>>>

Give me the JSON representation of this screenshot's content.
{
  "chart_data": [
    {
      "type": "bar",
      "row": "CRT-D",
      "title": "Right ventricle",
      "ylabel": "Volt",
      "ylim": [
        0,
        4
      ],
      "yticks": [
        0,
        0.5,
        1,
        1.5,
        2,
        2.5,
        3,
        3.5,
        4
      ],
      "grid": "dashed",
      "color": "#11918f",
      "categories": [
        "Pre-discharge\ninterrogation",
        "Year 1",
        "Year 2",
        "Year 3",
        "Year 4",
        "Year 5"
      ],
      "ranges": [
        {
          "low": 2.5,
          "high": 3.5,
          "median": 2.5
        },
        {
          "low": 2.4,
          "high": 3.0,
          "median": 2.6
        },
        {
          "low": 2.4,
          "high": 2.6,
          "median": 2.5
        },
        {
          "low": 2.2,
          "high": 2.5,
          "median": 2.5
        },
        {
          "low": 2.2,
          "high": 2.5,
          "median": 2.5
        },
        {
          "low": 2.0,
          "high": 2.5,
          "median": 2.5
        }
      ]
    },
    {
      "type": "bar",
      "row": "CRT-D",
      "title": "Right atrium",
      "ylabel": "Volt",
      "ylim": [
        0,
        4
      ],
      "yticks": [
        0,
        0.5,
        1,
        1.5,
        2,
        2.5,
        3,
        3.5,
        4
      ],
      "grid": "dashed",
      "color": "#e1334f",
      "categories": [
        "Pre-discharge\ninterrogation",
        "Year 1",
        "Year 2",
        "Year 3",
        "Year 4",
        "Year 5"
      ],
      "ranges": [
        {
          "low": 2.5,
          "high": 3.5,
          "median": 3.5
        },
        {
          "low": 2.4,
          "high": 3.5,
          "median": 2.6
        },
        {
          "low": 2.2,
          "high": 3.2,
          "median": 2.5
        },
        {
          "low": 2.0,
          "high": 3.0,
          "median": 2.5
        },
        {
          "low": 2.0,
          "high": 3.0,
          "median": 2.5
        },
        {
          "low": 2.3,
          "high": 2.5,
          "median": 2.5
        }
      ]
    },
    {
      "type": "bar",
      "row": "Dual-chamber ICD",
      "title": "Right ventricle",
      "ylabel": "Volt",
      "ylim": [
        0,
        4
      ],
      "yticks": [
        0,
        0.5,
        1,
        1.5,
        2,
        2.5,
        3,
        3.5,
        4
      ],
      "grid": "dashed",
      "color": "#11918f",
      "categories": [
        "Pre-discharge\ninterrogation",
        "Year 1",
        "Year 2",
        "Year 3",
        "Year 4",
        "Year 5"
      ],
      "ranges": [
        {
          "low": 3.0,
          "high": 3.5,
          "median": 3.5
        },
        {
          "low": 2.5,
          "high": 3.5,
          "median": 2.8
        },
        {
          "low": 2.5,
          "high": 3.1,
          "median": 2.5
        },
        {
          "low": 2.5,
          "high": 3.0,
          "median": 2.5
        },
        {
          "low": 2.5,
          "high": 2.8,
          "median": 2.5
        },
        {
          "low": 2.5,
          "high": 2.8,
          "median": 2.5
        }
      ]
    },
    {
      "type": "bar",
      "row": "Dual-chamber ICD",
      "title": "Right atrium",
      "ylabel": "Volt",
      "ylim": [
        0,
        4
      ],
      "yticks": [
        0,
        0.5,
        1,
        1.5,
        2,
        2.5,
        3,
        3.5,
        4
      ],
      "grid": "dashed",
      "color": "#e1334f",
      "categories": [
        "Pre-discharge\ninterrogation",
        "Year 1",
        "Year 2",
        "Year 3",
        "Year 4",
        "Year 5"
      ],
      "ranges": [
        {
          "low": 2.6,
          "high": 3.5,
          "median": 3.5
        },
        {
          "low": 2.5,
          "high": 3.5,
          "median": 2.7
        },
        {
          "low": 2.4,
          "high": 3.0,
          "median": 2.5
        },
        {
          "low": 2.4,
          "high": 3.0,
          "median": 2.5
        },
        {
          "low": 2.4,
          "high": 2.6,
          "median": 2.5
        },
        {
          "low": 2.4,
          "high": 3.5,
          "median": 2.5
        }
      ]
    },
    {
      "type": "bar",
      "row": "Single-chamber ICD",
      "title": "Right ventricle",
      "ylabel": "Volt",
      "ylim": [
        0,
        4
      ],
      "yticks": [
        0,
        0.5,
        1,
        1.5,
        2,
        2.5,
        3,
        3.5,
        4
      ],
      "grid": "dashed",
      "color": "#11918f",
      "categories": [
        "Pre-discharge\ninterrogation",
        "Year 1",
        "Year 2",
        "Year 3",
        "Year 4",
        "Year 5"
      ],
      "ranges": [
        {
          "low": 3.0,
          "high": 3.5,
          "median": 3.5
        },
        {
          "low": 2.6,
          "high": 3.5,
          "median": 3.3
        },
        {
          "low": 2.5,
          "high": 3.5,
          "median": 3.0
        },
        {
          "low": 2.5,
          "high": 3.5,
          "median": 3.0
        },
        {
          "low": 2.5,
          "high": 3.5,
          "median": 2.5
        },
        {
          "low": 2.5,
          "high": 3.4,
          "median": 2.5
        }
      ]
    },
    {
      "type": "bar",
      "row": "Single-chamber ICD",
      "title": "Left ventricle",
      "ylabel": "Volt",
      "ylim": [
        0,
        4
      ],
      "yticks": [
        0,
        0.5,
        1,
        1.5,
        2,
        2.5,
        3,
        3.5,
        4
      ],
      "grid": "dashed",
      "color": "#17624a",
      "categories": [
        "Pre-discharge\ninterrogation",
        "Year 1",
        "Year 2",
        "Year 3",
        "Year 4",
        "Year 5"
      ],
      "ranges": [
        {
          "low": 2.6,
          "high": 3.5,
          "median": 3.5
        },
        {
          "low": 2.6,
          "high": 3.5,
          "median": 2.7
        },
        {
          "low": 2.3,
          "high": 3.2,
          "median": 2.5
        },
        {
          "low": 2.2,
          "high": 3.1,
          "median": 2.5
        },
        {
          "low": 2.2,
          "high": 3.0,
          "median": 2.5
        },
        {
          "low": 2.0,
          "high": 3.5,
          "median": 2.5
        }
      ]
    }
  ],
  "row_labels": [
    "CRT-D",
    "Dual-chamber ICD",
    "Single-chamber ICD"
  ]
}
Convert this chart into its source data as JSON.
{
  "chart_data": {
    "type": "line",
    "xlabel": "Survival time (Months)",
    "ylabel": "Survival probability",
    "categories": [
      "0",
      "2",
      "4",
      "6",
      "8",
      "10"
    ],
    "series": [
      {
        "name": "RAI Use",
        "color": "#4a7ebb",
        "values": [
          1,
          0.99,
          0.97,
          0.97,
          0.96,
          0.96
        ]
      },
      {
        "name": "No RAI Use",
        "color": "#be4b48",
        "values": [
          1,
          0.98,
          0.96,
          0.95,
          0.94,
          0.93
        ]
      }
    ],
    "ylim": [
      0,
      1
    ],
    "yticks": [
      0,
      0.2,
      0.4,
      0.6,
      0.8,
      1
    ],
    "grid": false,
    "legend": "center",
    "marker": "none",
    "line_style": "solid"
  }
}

<<<

§ **SHORT PROBLEM**:
Everything from the line that contains "Convert this chart" through the end of the records must be duplicated exactly, and nothing outside that range.

§ **COMPLETE OUTPUT**:
Convert this chart into its source data as JSON.
{
  "chart_data": {
    "type": "line",
    "xlabel": "Survival time (Months)",
    "ylabel": "Survival probability",
    "categories": [
      "0",
      "2",
      "4",
      "6",
      "8",
      "10"
    ],
    "series": [
      {
        "name": "RAI Use",
        "color": "#4a7ebb",
        "values": [
          1,
          0.99,
          0.97,
          0.97,
          0.96,
          0.96
        ]
      },
      {
        "name": "No RAI Use",
        "color": "#be4b48",
        "values": [
          1,
          0.98,
          0.96,
          0.95,
          0.94,
          0.93
        ]
      }
    ],
    "ylim": [
      0,
      1
    ],
    "yticks": [
      0,
      0.2,
      0.4,
      0.6,
      0.8,
      1
    ],
    "grid": false,
    "legend": "center",
    "marker": "none",
    "line_style": "solid"
  }
}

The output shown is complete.